-- To-do list --
1. In the thread about the hl2.exe error, which graphics card does tuckerse say the PC has?
2. Quote the hl2.exe error thread word for word, starting at "# hl2.exe error." and ending at "CDs. Please help.".
3. Continue the forum thread about the hl2.exe crash from where it stops.

-- Text block --
========

# hl2.exe error. Driving me nuts!



## tuckerse (Mar 20, 2006)

Whenever I try to start Half-Life 2, HL2DM, or CS:S, I get this error:

hl2.exe has encountered a problem and needs to close. We are sorry for the inconvenience.

My guess is that it's a problem with the registry. Anyone have any clue how to fix this? I've tried reinstalling the game like 3 times: twice from Steam and once from the CDs. Please help.

Thanks,


----------



## pjhutch (Aug 23, 2005)

Need more details?
What is the spec of your PC?
Are you using dial up or broadband?
Are you installing from the original CD or a backup CD?
Have you run chkdsk on your hard disk?
Have you checked the Event Viewer for possible problems?


----------



## tuckerse (Mar 20, 2006)

pjhutch said:


> Need more details?
> What is the spec of your PC?
> Are you using dial up or broadband?
> Are you installing from the original CD or a backup CD?
> ...


PC has the minimum specs needed for Half-Life 2. It's worked just fine before. I have a Geforce 4200 (ancient, I know. But it works.), integrated SoundMAX sound system, decent processor.
I'm using broadband.
Tried installing from both Steam and the original CDs.

========

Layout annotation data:
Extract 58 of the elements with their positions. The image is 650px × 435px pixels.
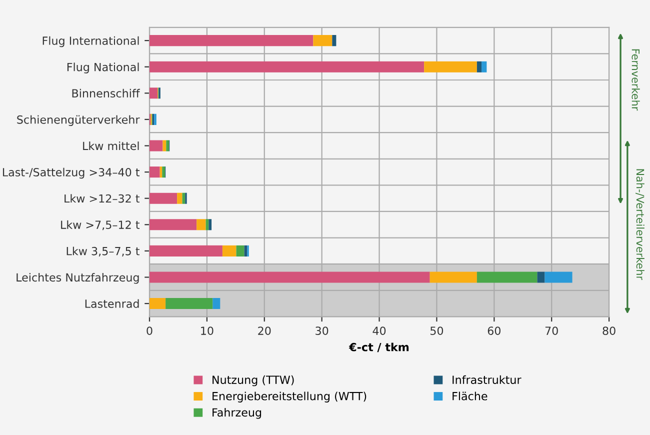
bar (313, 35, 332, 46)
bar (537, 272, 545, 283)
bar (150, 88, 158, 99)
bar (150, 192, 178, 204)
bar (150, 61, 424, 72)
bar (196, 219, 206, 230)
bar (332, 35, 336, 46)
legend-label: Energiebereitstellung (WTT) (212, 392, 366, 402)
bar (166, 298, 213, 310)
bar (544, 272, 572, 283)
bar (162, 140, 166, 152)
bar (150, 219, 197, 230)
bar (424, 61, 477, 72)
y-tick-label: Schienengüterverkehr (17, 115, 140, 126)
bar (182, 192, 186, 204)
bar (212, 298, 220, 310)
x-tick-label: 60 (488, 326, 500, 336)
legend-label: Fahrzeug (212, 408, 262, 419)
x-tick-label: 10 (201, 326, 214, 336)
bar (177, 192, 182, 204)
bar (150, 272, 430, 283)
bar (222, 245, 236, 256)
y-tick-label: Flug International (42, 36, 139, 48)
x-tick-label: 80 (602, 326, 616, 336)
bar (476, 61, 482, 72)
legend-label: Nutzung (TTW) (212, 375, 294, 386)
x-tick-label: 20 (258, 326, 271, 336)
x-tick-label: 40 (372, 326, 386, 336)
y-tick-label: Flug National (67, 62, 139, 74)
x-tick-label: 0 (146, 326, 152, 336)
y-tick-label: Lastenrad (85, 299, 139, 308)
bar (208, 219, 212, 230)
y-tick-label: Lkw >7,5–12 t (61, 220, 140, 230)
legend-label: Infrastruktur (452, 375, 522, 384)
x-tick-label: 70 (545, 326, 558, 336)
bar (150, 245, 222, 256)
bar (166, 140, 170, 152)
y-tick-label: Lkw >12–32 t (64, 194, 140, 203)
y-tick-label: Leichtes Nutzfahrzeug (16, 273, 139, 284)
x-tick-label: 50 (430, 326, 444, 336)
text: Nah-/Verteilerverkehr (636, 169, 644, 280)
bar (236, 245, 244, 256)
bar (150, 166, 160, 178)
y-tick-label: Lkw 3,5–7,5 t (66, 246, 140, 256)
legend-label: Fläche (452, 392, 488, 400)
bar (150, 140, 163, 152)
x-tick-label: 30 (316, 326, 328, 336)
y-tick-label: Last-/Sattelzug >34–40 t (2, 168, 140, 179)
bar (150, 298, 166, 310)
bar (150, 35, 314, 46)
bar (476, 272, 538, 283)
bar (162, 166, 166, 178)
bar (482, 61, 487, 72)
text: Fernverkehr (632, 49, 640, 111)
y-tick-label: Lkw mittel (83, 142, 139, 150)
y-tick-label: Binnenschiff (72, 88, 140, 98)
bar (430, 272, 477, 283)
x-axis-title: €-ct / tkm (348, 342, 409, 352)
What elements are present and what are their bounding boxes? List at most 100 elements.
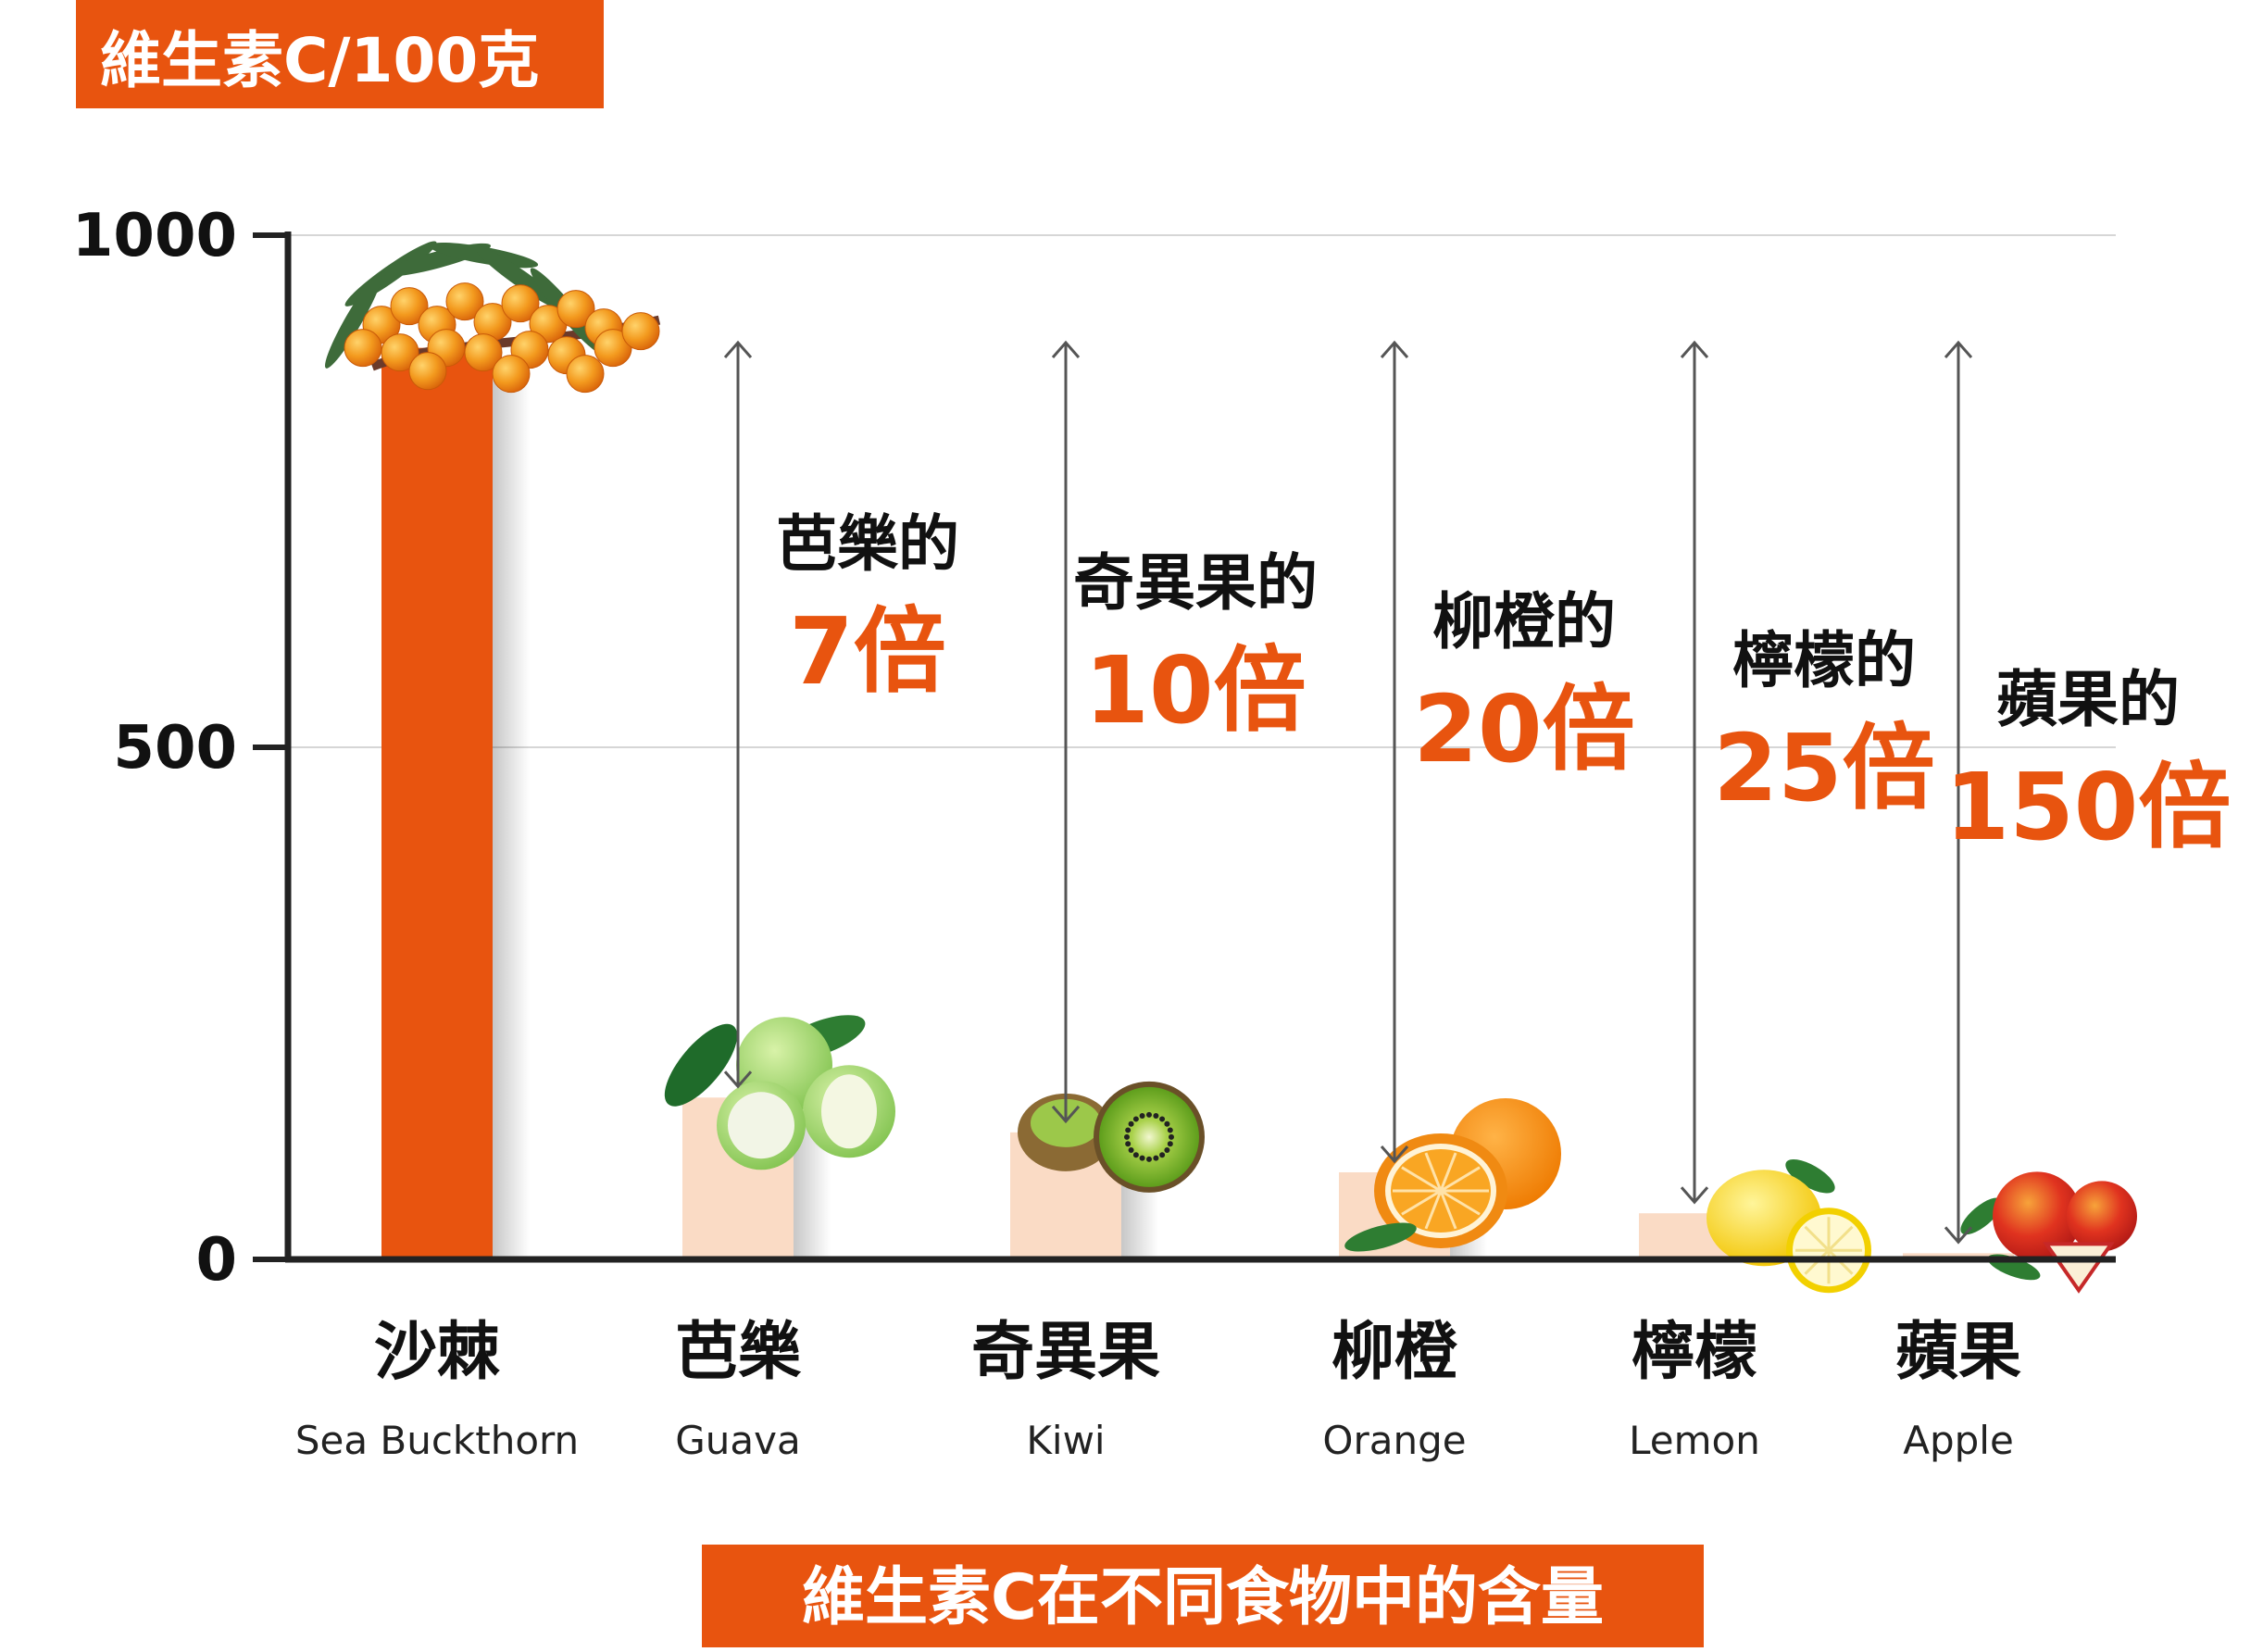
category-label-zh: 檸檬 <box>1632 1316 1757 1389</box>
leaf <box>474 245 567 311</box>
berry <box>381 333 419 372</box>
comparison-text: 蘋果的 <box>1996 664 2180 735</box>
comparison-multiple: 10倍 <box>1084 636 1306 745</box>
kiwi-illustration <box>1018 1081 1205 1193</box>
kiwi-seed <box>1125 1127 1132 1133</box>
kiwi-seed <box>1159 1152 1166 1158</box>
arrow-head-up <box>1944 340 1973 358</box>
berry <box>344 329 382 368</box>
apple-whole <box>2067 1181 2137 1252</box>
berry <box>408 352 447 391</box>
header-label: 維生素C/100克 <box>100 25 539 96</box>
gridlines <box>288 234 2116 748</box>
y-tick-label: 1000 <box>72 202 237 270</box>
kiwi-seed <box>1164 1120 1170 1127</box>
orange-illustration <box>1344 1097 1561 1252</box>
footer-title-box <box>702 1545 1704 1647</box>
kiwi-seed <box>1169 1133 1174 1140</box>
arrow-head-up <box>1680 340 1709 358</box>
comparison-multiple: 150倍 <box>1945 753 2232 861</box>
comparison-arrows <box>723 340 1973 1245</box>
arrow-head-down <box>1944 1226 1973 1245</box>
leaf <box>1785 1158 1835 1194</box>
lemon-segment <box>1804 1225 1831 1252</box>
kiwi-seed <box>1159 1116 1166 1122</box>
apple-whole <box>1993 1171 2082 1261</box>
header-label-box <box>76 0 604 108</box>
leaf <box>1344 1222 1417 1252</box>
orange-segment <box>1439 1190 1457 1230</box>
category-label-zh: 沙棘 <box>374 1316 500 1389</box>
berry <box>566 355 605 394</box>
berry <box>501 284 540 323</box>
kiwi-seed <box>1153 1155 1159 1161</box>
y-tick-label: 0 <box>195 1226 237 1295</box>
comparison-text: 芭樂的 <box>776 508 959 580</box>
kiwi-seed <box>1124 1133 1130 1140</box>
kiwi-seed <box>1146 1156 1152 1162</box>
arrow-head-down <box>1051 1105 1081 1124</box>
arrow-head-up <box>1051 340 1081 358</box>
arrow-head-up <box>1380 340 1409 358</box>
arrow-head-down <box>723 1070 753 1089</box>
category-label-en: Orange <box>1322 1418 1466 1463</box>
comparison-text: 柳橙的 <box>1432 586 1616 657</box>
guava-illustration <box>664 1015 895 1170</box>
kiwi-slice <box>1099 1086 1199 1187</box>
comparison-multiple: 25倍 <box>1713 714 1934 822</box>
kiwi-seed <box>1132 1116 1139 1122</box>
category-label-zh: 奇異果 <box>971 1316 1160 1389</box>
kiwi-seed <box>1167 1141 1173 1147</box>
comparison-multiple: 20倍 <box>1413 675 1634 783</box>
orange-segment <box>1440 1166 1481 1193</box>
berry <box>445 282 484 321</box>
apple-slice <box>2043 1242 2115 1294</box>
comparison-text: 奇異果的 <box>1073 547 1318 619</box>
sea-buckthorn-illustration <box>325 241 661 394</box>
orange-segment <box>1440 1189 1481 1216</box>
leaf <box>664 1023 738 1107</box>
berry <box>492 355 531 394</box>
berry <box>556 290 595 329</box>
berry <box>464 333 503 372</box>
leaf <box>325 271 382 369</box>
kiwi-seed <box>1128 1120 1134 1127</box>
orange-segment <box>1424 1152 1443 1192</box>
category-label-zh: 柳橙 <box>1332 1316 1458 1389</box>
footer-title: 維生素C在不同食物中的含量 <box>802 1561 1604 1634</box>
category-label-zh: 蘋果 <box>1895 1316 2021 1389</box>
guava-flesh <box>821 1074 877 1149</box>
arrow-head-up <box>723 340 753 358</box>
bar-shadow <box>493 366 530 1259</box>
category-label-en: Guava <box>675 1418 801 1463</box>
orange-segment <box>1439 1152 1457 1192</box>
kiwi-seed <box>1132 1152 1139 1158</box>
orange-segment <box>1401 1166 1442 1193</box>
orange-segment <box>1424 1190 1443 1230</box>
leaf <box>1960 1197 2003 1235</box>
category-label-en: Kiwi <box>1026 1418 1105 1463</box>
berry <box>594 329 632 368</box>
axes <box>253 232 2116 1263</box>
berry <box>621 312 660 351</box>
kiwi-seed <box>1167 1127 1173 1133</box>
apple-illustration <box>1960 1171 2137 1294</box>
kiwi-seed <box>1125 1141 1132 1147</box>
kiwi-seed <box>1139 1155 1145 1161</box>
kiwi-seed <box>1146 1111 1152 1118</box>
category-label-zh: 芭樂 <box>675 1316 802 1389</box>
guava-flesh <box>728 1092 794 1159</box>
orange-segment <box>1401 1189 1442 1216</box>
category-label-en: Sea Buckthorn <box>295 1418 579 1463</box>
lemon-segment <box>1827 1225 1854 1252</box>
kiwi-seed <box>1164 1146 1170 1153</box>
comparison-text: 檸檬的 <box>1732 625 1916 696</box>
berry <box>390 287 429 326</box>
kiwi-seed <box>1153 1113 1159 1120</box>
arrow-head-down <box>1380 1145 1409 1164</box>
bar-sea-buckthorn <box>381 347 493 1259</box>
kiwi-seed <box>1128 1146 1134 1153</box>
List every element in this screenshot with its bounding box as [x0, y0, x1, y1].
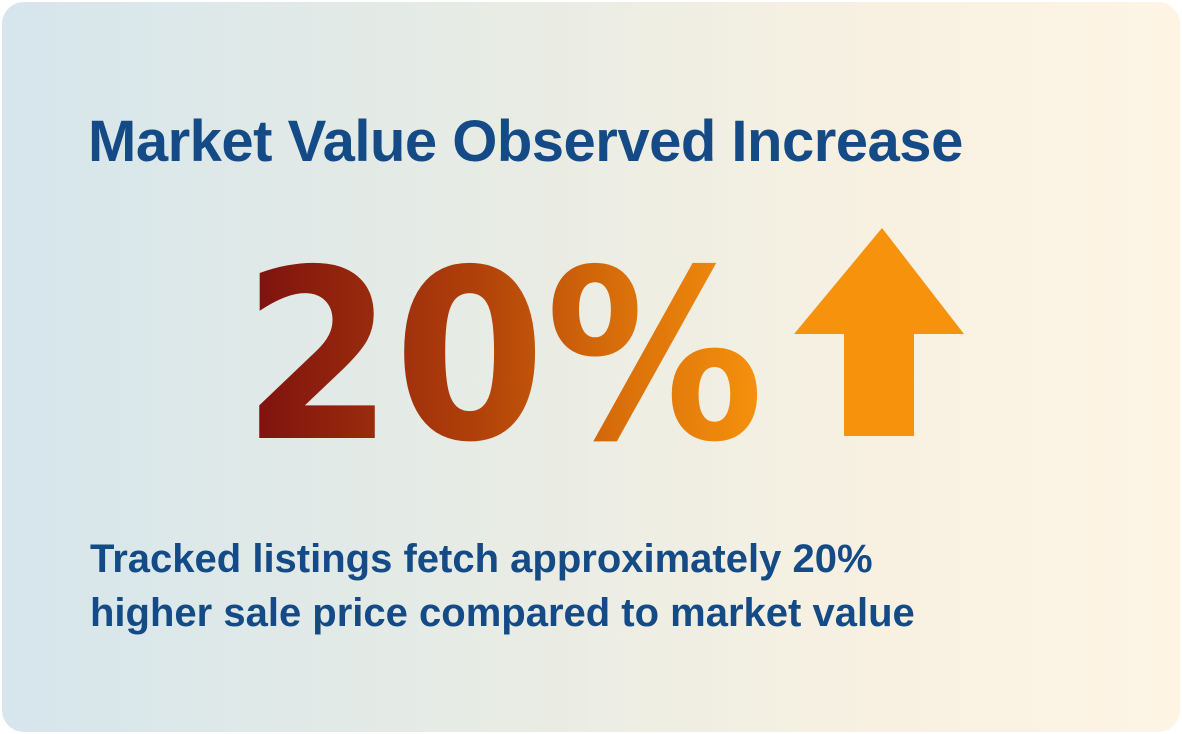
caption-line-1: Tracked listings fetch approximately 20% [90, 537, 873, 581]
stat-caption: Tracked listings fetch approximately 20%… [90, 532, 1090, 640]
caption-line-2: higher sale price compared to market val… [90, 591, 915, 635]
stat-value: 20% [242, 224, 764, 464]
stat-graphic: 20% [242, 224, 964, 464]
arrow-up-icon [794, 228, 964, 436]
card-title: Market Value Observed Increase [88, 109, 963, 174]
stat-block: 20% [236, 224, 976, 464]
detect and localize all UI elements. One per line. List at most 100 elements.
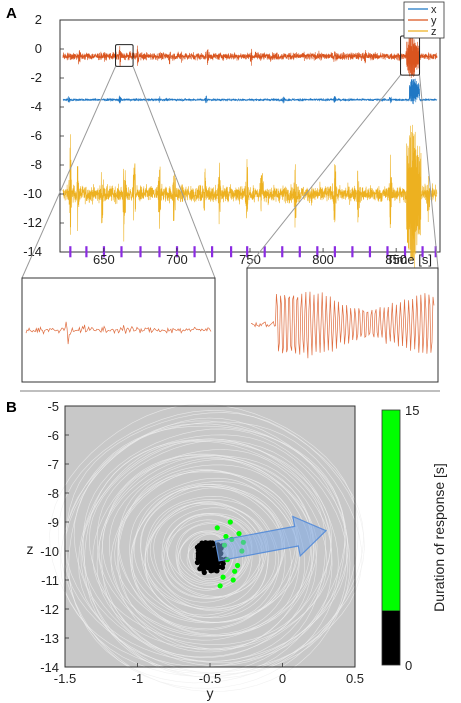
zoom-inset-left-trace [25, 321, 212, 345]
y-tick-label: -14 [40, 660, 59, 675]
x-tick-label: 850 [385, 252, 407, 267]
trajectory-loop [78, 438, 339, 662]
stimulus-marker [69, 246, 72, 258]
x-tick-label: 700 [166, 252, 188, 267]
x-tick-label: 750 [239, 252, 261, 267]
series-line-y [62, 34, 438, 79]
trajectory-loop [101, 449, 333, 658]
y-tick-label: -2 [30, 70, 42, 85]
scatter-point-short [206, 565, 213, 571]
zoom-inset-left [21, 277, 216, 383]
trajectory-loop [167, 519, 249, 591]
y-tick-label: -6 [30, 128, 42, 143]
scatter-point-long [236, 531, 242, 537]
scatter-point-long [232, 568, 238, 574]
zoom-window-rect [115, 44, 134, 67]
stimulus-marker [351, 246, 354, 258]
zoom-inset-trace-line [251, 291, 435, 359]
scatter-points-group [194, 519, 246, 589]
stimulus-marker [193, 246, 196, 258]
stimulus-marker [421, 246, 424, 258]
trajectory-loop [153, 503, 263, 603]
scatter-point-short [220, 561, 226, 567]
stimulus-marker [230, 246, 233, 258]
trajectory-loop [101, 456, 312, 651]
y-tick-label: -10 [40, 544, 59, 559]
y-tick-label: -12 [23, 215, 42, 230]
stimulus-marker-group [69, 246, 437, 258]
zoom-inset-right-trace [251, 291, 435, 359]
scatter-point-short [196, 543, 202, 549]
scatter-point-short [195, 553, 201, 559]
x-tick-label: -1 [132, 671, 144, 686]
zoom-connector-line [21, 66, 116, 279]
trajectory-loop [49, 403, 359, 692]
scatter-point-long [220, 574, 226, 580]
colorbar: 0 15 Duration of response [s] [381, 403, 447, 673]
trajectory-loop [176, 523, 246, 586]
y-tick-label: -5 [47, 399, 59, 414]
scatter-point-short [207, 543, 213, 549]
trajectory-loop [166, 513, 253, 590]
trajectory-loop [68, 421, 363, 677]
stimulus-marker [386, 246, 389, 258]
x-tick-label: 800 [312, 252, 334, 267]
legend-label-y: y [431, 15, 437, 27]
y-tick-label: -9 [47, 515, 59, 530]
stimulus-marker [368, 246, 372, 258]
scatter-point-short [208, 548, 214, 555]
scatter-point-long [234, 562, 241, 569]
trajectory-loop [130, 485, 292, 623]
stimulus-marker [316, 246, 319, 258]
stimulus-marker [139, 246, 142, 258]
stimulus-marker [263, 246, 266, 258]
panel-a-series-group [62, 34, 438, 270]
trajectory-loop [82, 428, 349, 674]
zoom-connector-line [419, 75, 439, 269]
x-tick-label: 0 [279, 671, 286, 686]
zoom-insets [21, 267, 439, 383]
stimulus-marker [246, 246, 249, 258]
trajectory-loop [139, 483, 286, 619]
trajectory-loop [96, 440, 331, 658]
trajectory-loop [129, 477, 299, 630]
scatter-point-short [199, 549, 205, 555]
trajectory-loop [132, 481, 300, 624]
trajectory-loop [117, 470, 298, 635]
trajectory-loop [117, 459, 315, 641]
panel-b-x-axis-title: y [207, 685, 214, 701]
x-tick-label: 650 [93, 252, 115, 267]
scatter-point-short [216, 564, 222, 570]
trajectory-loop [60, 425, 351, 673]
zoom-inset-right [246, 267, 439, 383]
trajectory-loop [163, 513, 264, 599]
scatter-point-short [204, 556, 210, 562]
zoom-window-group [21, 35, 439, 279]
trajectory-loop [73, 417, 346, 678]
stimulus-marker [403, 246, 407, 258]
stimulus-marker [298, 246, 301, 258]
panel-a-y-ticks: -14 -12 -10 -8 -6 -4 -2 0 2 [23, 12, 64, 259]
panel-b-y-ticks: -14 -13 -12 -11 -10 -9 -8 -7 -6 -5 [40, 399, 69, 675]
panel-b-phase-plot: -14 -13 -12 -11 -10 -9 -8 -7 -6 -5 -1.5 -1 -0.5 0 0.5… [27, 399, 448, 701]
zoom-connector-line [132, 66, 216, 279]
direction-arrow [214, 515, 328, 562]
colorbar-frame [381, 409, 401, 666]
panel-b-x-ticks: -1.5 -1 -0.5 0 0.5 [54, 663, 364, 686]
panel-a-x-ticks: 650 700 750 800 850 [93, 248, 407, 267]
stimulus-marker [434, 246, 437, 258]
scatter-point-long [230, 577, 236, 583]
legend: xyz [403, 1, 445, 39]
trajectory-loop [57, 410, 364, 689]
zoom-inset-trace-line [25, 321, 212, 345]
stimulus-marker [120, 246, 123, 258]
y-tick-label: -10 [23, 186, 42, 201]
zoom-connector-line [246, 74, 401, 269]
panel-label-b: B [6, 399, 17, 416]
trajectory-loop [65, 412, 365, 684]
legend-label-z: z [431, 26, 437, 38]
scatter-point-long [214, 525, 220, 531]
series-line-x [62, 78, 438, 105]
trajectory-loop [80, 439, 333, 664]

========

-- Task answers --
1. A Geforce 4200.

2.
# hl2.exe error. Driving me nuts!



## tuckerse (Mar 20, 2006)

Whenever I try to start Half-Life 2, HL2DM, or CS:S, I get this error:

hl2.exe has encountered a problem and needs to close. We are sorry for the inconvenience.

My guess is that it's a problem with the registry. Anyone have any clue how to fix this? I've tried reinstalling the game like 3 times: twice from Steam and once from the CDs. Please help.

3.
No
No


----------



## Super-D-38 (Apr 25, 2002)

Minimum specs is pushing it. Thats asking allot of your system just to start the game.
Close background programs, to take some of the load off your system.

Aren't computers fun? 
Google "hl2.exe has encountered a problem and needs to close".
Good news..... Your not alone.
Bad news.. I've read several pages and have no solution yet. 

Could be many things... Clean out your temp folders.. defrag your drive...
uninstall and delete all steam folders.... reinstall..

Its a tough one..


----------



## tuckerse (Mar 20, 2006)

Tried all the stuff you said, post 4...no luck still :-(.

It's only really my video card that's pushing it a bit. HL2 ran just fine until this happened...


----------



## Preston (W*A*R) (Apr 14, 2007)

you might need to upgrade a few parts and make sure all other apps and programs are closed before you can run it on a minimum req pc. perhaps a newer graphics card?


----------



## tuckerse (Mar 20, 2006)

Why would upgrading make a difference when I've been able to play the game on medium graphics settings already?

I'm able to play HL2 Mods, like Hidden:Source, and that uses graphics just as good as HL2.

It has to be a software problem...maybe something with the registry. I had another problem with this computer a few months ago that wiped some of my registry. It caused other programs such as Windows Installer and iTunes to stop working.

Maybe that'd help someone figure out what's wrong with my comp.


----------



## rebon (Oct 21, 2001)

Try the support here it may have the solution http://support.steampowered.com/cgi...+has+encountered+a+problem+and+needs+to+close.


----------



## Super-D-38 (Apr 25, 2002)

Well yeh.. It might.. Did you reinstall windows after all the registry problems?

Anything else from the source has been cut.